PROBLEM STATEMENT: The entire listing is to be repeated verbatim.

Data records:

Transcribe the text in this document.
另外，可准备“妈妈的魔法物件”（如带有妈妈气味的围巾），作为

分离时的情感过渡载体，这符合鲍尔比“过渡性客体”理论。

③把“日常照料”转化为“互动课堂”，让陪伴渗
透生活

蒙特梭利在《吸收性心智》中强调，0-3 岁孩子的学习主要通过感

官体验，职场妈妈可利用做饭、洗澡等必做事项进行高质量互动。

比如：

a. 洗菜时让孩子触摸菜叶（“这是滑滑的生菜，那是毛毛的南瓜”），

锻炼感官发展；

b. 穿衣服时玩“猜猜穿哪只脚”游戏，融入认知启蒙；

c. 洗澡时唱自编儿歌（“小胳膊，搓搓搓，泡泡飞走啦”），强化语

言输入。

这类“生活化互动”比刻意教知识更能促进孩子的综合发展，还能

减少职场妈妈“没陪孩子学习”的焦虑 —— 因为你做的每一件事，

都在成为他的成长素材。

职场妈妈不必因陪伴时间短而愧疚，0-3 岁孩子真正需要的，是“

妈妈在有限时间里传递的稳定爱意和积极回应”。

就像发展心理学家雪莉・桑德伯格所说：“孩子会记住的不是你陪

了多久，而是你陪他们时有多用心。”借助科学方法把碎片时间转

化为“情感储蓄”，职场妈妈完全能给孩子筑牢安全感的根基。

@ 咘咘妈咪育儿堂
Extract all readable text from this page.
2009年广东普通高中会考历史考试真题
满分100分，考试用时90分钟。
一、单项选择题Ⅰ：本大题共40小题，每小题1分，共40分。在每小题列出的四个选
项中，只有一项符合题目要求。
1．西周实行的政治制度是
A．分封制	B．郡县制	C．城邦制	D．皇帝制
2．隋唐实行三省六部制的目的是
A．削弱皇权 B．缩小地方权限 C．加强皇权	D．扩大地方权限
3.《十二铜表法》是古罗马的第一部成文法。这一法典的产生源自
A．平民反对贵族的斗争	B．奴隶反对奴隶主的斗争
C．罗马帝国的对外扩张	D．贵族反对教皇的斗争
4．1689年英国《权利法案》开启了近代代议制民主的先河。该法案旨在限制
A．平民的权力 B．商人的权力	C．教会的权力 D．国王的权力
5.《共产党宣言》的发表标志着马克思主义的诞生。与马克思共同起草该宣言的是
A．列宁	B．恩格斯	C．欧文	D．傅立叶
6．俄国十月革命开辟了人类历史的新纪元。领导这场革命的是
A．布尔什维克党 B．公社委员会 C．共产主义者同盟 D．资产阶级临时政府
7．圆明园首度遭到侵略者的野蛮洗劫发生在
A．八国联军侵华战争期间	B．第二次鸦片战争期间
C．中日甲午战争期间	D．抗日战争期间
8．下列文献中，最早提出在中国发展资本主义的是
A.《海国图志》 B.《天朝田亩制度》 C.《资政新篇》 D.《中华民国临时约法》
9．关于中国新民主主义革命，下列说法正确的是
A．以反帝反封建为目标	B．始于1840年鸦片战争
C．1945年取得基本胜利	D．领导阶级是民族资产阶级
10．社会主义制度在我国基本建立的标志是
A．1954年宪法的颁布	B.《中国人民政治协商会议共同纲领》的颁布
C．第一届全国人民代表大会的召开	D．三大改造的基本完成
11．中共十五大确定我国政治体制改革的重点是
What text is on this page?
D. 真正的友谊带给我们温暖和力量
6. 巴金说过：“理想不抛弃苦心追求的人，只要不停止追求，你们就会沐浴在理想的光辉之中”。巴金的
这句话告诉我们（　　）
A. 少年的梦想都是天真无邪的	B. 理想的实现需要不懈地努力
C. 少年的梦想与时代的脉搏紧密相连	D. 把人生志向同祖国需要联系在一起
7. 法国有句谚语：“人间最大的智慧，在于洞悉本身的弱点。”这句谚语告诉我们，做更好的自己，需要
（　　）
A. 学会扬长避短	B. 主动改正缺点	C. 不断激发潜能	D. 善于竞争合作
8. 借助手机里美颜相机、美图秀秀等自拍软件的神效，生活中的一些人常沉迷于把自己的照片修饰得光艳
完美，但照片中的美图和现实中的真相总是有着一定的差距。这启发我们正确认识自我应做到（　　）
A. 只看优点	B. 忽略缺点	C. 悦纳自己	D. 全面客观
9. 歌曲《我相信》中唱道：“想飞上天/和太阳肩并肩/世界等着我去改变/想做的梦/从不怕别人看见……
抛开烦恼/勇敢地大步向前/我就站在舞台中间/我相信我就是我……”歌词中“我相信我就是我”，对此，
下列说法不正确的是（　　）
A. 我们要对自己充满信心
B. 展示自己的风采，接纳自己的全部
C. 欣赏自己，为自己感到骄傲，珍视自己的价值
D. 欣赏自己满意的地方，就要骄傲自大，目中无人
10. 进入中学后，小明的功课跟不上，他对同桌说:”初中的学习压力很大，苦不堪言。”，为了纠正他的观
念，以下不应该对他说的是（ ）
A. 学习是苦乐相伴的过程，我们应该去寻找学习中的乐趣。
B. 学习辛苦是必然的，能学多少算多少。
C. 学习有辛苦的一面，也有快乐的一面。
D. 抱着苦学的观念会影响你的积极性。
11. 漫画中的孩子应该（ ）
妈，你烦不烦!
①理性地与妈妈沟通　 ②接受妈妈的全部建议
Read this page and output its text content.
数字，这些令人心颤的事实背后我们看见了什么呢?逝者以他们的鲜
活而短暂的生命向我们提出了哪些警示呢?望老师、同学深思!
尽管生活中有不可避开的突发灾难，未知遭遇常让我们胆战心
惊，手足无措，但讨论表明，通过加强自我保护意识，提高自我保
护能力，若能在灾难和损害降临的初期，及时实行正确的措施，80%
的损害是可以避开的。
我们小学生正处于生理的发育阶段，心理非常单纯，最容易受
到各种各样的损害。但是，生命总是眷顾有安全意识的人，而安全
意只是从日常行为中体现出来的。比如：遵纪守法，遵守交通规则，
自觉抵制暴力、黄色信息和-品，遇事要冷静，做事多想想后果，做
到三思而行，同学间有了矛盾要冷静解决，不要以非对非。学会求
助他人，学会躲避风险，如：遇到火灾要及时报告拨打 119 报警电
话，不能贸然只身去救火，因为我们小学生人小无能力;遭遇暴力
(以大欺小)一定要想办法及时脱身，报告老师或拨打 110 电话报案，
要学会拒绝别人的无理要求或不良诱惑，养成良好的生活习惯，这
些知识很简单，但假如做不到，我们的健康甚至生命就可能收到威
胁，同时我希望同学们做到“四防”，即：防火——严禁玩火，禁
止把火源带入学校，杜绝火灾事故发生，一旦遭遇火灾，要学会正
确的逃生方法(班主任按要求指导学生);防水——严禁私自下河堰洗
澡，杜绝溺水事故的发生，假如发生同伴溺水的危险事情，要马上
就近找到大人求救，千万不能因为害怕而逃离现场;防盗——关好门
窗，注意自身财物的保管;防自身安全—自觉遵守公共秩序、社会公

RESULT:
Transcribe the text in this document.
另外，可准备“妈妈的魔法物件”（如带有妈妈气味的围巾），作为

分离时的情感过渡载体，这符合鲍尔比“过渡性客体”理论。

③把“日常照料”转化为“互动课堂”，让陪伴渗
透生活

蒙特梭利在《吸收性心智》中强调，0-3 岁孩子的学习主要通过感

官体验，职场妈妈可利用做饭、洗澡等必做事项进行高质量互动。

比如：

a. 洗菜时让孩子触摸菜叶（“这是滑滑的生菜，那是毛毛的南瓜”），

锻炼感官发展；

b. 穿衣服时玩“猜猜穿哪只脚”游戏，融入认知启蒙；

c. 洗澡时唱自编儿歌（“小胳膊，搓搓搓，泡泡飞走啦”），强化语

言输入。

这类“生活化互动”比刻意教知识更能促进孩子的综合发展，还能

减少职场妈妈“没陪孩子学习”的焦虑 —— 因为你做的每一件事，

都在成为他的成长素材。

职场妈妈不必因陪伴时间短而愧疚，0-3 岁孩子真正需要的，是“

妈妈在有限时间里传递的稳定爱意和积极回应”。

就像发展心理学家雪莉・桑德伯格所说：“孩子会记住的不是你陪

了多久，而是你陪他们时有多用心。”借助科学方法把碎片时间转

化为“情感储蓄”，职场妈妈完全能给孩子筑牢安全感的根基。

@ 咘咘妈咪育儿堂
Extract all readable text from this page.
2009年广东普通高中会考历史考试真题
满分100分，考试用时90分钟。
一、单项选择题Ⅰ：本大题共40小题，每小题1分，共40分。在每小题列出的四个选
项中，只有一项符合题目要求。
1．西周实行的政治制度是
A．分封制	B．郡县制	C．城邦制	D．皇帝制
2．隋唐实行三省六部制的目的是
A．削弱皇权 B．缩小地方权限 C．加强皇权	D．扩大地方权限
3.《十二铜表法》是古罗马的第一部成文法。这一法典的产生源自
A．平民反对贵族的斗争	B．奴隶反对奴隶主的斗争
C．罗马帝国的对外扩张	D．贵族反对教皇的斗争
4．1689年英国《权利法案》开启了近代代议制民主的先河。该法案旨在限制
A．平民的权力 B．商人的权力	C．教会的权力 D．国王的权力
5.《共产党宣言》的发表标志着马克思主义的诞生。与马克思共同起草该宣言的是
A．列宁	B．恩格斯	C．欧文	D．傅立叶
6．俄国十月革命开辟了人类历史的新纪元。领导这场革命的是
A．布尔什维克党 B．公社委员会 C．共产主义者同盟 D．资产阶级临时政府
7．圆明园首度遭到侵略者的野蛮洗劫发生在
A．八国联军侵华战争期间	B．第二次鸦片战争期间
C．中日甲午战争期间	D．抗日战争期间
8．下列文献中，最早提出在中国发展资本主义的是
A.《海国图志》 B.《天朝田亩制度》 C.《资政新篇》 D.《中华民国临时约法》
9．关于中国新民主主义革命，下列说法正确的是
A．以反帝反封建为目标	B．始于1840年鸦片战争
C．1945年取得基本胜利	D．领导阶级是民族资产阶级
10．社会主义制度在我国基本建立的标志是
A．1954年宪法的颁布	B.《中国人民政治协商会议共同纲领》的颁布
C．第一届全国人民代表大会的召开	D．三大改造的基本完成
11．中共十五大确定我国政治体制改革的重点是
What text is on this page?
D. 真正的友谊带给我们温暖和力量
6. 巴金说过：“理想不抛弃苦心追求的人，只要不停止追求，你们就会沐浴在理想的光辉之中”。巴金的
这句话告诉我们（　　）
A. 少年的梦想都是天真无邪的	B. 理想的实现需要不懈地努力
C. 少年的梦想与时代的脉搏紧密相连	D. 把人生志向同祖国需要联系在一起
7. 法国有句谚语：“人间最大的智慧，在于洞悉本身的弱点。”这句谚语告诉我们，做更好的自己，需要
（　　）
A. 学会扬长避短	B. 主动改正缺点	C. 不断激发潜能	D. 善于竞争合作
8. 借助手机里美颜相机、美图秀秀等自拍软件的神效，生活中的一些人常沉迷于把自己的照片修饰得光艳
完美，但照片中的美图和现实中的真相总是有着一定的差距。这启发我们正确认识自我应做到（　　）
A. 只看优点	B. 忽略缺点	C. 悦纳自己	D. 全面客观
9. 歌曲《我相信》中唱道：“想飞上天/和太阳肩并肩/世界等着我去改变/想做的梦/从不怕别人看见……
抛开烦恼/勇敢地大步向前/我就站在舞台中间/我相信我就是我……”歌词中“我相信我就是我”，对此，
下列说法不正确的是（　　）
A. 我们要对自己充满信心
B. 展示自己的风采，接纳自己的全部
C. 欣赏自己，为自己感到骄傲，珍视自己的价值
D. 欣赏自己满意的地方，就要骄傲自大，目中无人
10. 进入中学后，小明的功课跟不上，他对同桌说:”初中的学习压力很大，苦不堪言。”，为了纠正他的观
念，以下不应该对他说的是（ ）
A. 学习是苦乐相伴的过程，我们应该去寻找学习中的乐趣。
B. 学习辛苦是必然的，能学多少算多少。
C. 学习有辛苦的一面，也有快乐的一面。
D. 抱着苦学的观念会影响你的积极性。
11. 漫画中的孩子应该（ ）
妈，你烦不烦!
①理性地与妈妈沟通　 ②接受妈妈的全部建议
Read this page and output its text content.
数字，这些令人心颤的事实背后我们看见了什么呢?逝者以他们的鲜
活而短暂的生命向我们提出了哪些警示呢?望老师、同学深思!
尽管生活中有不可避开的突发灾难，未知遭遇常让我们胆战心
惊，手足无措，但讨论表明，通过加强自我保护意识，提高自我保
护能力，若能在灾难和损害降临的初期，及时实行正确的措施，80%
的损害是可以避开的。
我们小学生正处于生理的发育阶段，心理非常单纯，最容易受
到各种各样的损害。但是，生命总是眷顾有安全意识的人，而安全
意只是从日常行为中体现出来的。比如：遵纪守法，遵守交通规则，
自觉抵制暴力、黄色信息和-品，遇事要冷静，做事多想想后果，做
到三思而行，同学间有了矛盾要冷静解决，不要以非对非。学会求
助他人，学会躲避风险，如：遇到火灾要及时报告拨打 119 报警电
话，不能贸然只身去救火，因为我们小学生人小无能力;遭遇暴力
(以大欺小)一定要想办法及时脱身，报告老师或拨打 110 电话报案，
要学会拒绝别人的无理要求或不良诱惑，养成良好的生活习惯，这
些知识很简单，但假如做不到，我们的健康甚至生命就可能收到威
胁，同时我希望同学们做到“四防”，即：防火——严禁玩火，禁
止把火源带入学校，杜绝火灾事故发生，一旦遭遇火灾，要学会正
确的逃生方法(班主任按要求指导学生);防水——严禁私自下河堰洗
澡，杜绝溺水事故的发生，假如发生同伴溺水的危险事情，要马上
就近找到大人求救，千万不能因为害怕而逃离现场;防盗——关好门
窗，注意自身财物的保管;防自身安全—自觉遵守公共秩序、社会公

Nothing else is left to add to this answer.